Boxed element entries
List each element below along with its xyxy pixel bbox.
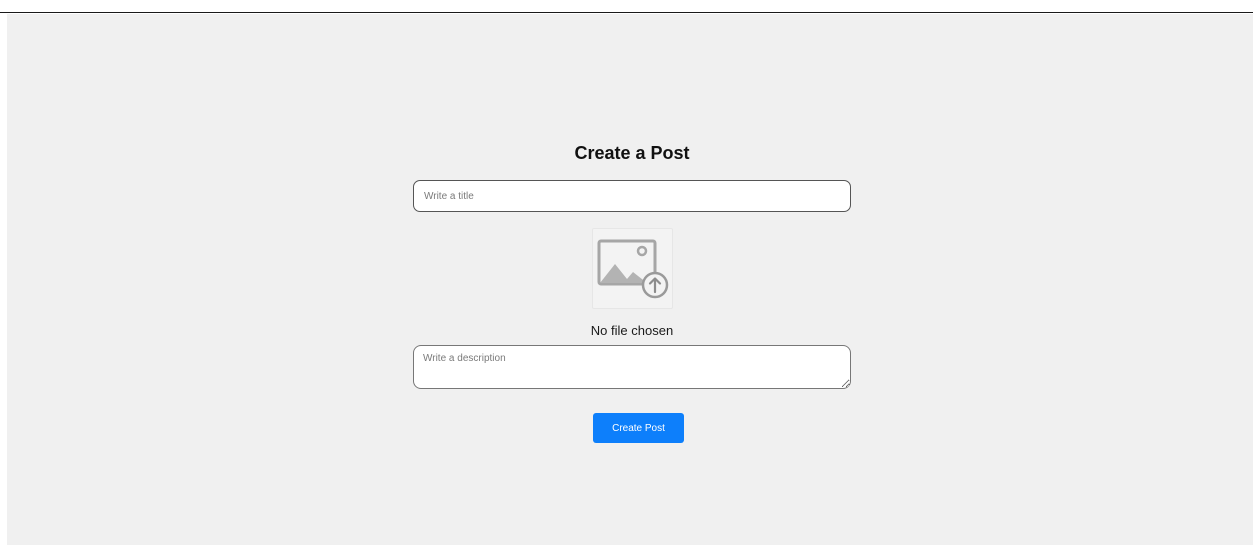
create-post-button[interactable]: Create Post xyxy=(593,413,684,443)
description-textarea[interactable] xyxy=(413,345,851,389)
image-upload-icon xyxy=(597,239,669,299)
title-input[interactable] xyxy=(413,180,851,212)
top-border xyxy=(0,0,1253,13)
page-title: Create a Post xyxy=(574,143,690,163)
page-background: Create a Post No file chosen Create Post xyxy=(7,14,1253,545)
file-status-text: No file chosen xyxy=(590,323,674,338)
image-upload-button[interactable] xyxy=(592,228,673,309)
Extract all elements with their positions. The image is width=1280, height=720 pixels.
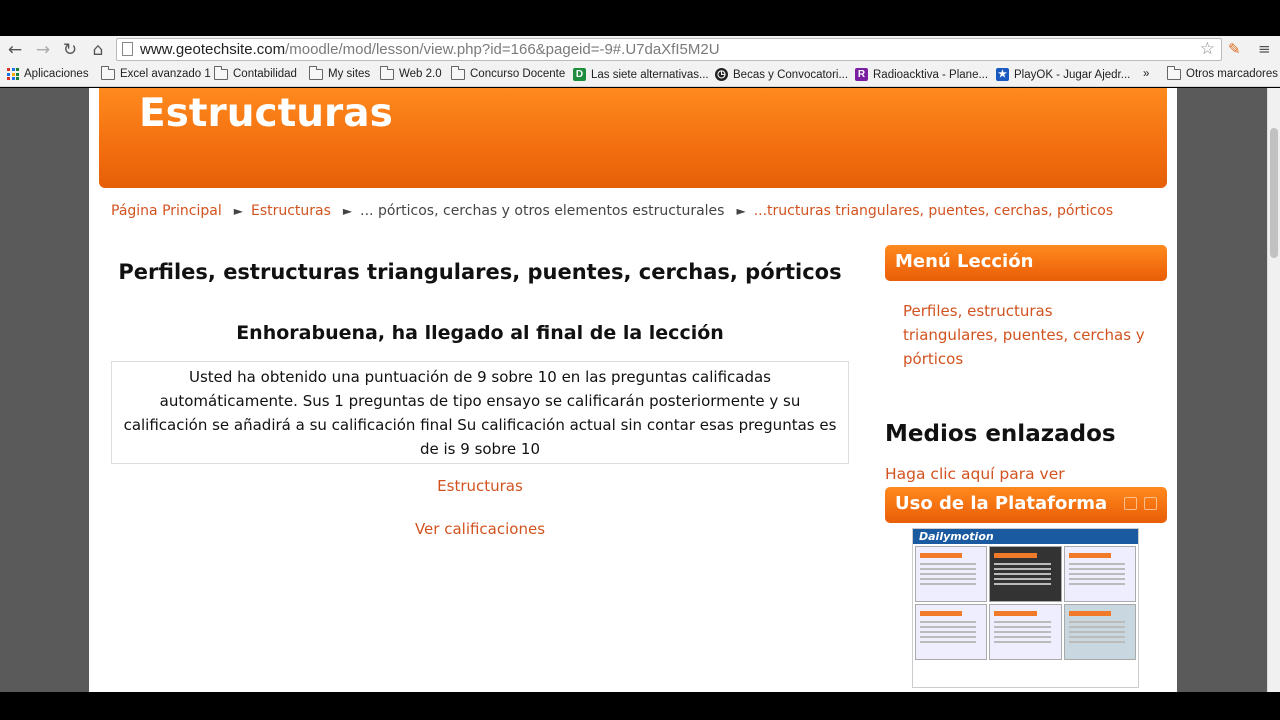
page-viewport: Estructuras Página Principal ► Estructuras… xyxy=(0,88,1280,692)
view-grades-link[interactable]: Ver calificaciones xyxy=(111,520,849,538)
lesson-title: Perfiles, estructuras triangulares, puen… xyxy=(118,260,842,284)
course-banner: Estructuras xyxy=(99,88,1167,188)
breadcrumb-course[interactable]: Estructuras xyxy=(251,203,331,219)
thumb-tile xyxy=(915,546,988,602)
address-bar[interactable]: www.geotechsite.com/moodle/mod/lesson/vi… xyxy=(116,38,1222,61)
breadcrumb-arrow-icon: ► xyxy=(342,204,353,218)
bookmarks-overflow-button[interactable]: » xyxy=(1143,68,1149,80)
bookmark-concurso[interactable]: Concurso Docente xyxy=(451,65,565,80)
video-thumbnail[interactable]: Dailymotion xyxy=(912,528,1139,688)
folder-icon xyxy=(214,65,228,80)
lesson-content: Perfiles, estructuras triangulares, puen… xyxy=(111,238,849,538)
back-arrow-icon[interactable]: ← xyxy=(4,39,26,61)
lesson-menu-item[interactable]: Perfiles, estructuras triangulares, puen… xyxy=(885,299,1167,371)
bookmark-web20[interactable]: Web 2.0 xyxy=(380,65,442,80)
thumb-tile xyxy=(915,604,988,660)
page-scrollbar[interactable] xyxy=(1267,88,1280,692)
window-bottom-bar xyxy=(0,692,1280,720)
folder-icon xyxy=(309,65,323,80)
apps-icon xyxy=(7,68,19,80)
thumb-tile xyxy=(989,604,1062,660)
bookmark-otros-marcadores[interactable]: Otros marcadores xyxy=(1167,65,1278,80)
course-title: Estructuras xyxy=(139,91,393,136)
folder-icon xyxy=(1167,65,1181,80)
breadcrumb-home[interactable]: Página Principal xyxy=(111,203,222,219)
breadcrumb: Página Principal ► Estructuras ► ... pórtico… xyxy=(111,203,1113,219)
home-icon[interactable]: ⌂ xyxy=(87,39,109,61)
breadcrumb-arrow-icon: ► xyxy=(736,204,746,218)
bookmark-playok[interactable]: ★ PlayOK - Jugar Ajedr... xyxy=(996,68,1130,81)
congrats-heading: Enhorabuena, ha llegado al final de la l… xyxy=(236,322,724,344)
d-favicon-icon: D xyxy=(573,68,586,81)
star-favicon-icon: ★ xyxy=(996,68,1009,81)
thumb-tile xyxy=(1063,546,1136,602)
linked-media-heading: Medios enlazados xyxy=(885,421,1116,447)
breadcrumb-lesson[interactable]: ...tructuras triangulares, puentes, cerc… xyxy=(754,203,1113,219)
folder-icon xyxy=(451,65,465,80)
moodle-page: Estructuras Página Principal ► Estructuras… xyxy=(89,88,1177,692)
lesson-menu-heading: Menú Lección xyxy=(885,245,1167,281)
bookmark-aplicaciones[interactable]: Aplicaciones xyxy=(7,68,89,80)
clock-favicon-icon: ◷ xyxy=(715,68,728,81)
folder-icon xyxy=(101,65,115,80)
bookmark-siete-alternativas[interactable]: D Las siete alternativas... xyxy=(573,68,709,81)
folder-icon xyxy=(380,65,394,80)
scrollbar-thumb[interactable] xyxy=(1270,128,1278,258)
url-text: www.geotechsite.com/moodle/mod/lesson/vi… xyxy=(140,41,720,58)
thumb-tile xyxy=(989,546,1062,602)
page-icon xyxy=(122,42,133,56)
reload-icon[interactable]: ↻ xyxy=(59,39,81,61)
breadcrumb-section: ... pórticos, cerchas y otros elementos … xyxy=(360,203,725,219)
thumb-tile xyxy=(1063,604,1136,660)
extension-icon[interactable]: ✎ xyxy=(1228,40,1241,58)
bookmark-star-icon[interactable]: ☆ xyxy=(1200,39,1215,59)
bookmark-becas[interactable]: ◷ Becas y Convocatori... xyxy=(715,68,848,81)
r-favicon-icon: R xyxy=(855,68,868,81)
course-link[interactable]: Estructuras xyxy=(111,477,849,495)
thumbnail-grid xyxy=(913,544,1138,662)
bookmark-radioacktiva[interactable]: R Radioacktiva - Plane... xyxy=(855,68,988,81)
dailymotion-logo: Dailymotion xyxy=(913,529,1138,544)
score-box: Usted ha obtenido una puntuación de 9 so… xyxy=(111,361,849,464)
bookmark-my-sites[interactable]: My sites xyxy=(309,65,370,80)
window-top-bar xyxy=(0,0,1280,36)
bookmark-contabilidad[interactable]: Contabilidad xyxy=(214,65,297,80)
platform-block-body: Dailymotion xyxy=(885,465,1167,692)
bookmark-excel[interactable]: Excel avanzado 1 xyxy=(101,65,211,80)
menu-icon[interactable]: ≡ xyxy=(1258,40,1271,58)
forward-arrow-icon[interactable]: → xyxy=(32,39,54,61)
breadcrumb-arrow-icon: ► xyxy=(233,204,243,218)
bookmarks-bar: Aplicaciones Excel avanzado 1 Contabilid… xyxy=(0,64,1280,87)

* GIVEN TASK: Please reproduce the lines of the entries above verbatim, without the picture placeholders.

* FULL OUTPUT:
List each element below along with its xyxy pixel bbox.
create-post-button[interactable]: Create Post xyxy=(593,413,684,443)
description-textarea[interactable] xyxy=(413,345,851,389)
image-upload-icon xyxy=(597,239,669,299)
title-input[interactable] xyxy=(413,180,851,212)
top-border xyxy=(0,0,1253,13)
page-title: Create a Post xyxy=(574,143,690,163)
page-background: Create a Post No file chosen Create Post xyxy=(7,14,1253,545)
file-status-text: No file chosen xyxy=(590,323,674,338)
image-upload-button[interactable] xyxy=(592,228,673,309)
Extract all elements with their positions. The image is width=1280, height=720 pixels.
page-viewport: Estructuras Página Principal ► Estructuras… xyxy=(0,88,1280,692)
view-grades-link[interactable]: Ver calificaciones xyxy=(111,520,849,538)
lesson-title: Perfiles, estructuras triangulares, puen… xyxy=(118,260,842,284)
course-banner: Estructuras xyxy=(99,88,1167,188)
breadcrumb-course[interactable]: Estructuras xyxy=(251,203,331,219)
thumb-tile xyxy=(915,546,988,602)
address-bar[interactable]: www.geotechsite.com/moodle/mod/lesson/vi… xyxy=(116,38,1222,61)
breadcrumb-arrow-icon: ► xyxy=(342,204,353,218)
bookmarks-overflow-button[interactable]: » xyxy=(1143,68,1149,80)
bookmark-concurso[interactable]: Concurso Docente xyxy=(451,65,565,80)
video-thumbnail[interactable]: Dailymotion xyxy=(912,528,1139,688)
folder-icon xyxy=(214,65,228,80)
lesson-content: Perfiles, estructuras triangulares, puen… xyxy=(111,238,849,538)
back-arrow-icon[interactable]: ← xyxy=(4,39,26,61)
lesson-menu-item[interactable]: Perfiles, estructuras triangulares, puen… xyxy=(885,299,1167,371)
bookmark-web20[interactable]: Web 2.0 xyxy=(380,65,442,80)
thumb-tile xyxy=(915,604,988,660)
page-scrollbar[interactable] xyxy=(1267,88,1280,692)
window-bottom-bar xyxy=(0,692,1280,720)
folder-icon xyxy=(309,65,323,80)
apps-icon xyxy=(7,68,19,80)
thumb-tile xyxy=(989,604,1062,660)
bookmark-otros-marcadores[interactable]: Otros marcadores xyxy=(1167,65,1278,80)
course-title: Estructuras xyxy=(139,91,393,136)
folder-icon xyxy=(1167,65,1181,80)
breadcrumb-home[interactable]: Página Principal xyxy=(111,203,222,219)
breadcrumb: Página Principal ► Estructuras ► ... pórtico… xyxy=(111,203,1113,219)
home-icon[interactable]: ⌂ xyxy=(87,39,109,61)
breadcrumb-arrow-icon: ► xyxy=(736,204,746,218)
bookmark-playok[interactable]: ★ PlayOK - Jugar Ajedr... xyxy=(996,68,1130,81)
congrats-heading: Enhorabuena, ha llegado al final de la l… xyxy=(236,322,724,344)
d-favicon-icon: D xyxy=(573,68,586,81)
star-favicon-icon: ★ xyxy=(996,68,1009,81)
thumb-tile xyxy=(1063,546,1136,602)
linked-media-heading: Medios enlazados xyxy=(885,421,1116,447)
breadcrumb-lesson[interactable]: ...tructuras triangulares, puentes, cerc… xyxy=(754,203,1113,219)
folder-icon xyxy=(451,65,465,80)
moodle-page: Estructuras Página Principal ► Estructuras… xyxy=(89,88,1177,692)
lesson-menu-heading: Menú Lección xyxy=(885,245,1167,281)
bookmark-aplicaciones[interactable]: Aplicaciones xyxy=(7,68,89,80)
clock-favicon-icon: ◷ xyxy=(715,68,728,81)
folder-icon xyxy=(101,65,115,80)
bookmark-siete-alternativas[interactable]: D Las siete alternativas... xyxy=(573,68,709,81)
folder-icon xyxy=(380,65,394,80)
scrollbar-thumb[interactable] xyxy=(1270,128,1278,258)
url-text: www.geotechsite.com/moodle/mod/lesson/vi… xyxy=(140,41,720,58)
thumb-tile xyxy=(989,546,1062,602)
page-icon xyxy=(122,42,133,56)
reload-icon[interactable]: ↻ xyxy=(59,39,81,61)
breadcrumb-section: ... pórticos, cerchas y otros elementos … xyxy=(360,203,725,219)
thumb-tile xyxy=(1063,604,1136,660)
extension-icon[interactable]: ✎ xyxy=(1228,40,1241,58)
bookmark-star-icon[interactable]: ☆ xyxy=(1200,39,1215,59)
bookmark-becas[interactable]: ◷ Becas y Convocatori... xyxy=(715,68,848,81)
r-favicon-icon: R xyxy=(855,68,868,81)
course-link[interactable]: Estructuras xyxy=(111,477,849,495)
thumbnail-grid xyxy=(913,544,1138,662)
bookmark-radioacktiva[interactable]: R Radioacktiva - Plane... xyxy=(855,68,988,81)
dailymotion-logo: Dailymotion xyxy=(913,529,1138,544)
score-box: Usted ha obtenido una puntuación de 9 so… xyxy=(111,361,849,464)
bookmark-my-sites[interactable]: My sites xyxy=(309,65,370,80)
window-top-bar xyxy=(0,0,1280,36)
bookmark-contabilidad[interactable]: Contabilidad xyxy=(214,65,297,80)
platform-block-body: Dailymotion xyxy=(885,465,1167,692)
bookmark-excel[interactable]: Excel avanzado 1 xyxy=(101,65,211,80)
menu-icon[interactable]: ≡ xyxy=(1258,40,1271,58)
forward-arrow-icon[interactable]: → xyxy=(32,39,54,61)
breadcrumb-arrow-icon: ► xyxy=(233,204,243,218)
bookmarks-bar: Aplicaciones Excel avanzado 1 Contabilid… xyxy=(0,64,1280,87)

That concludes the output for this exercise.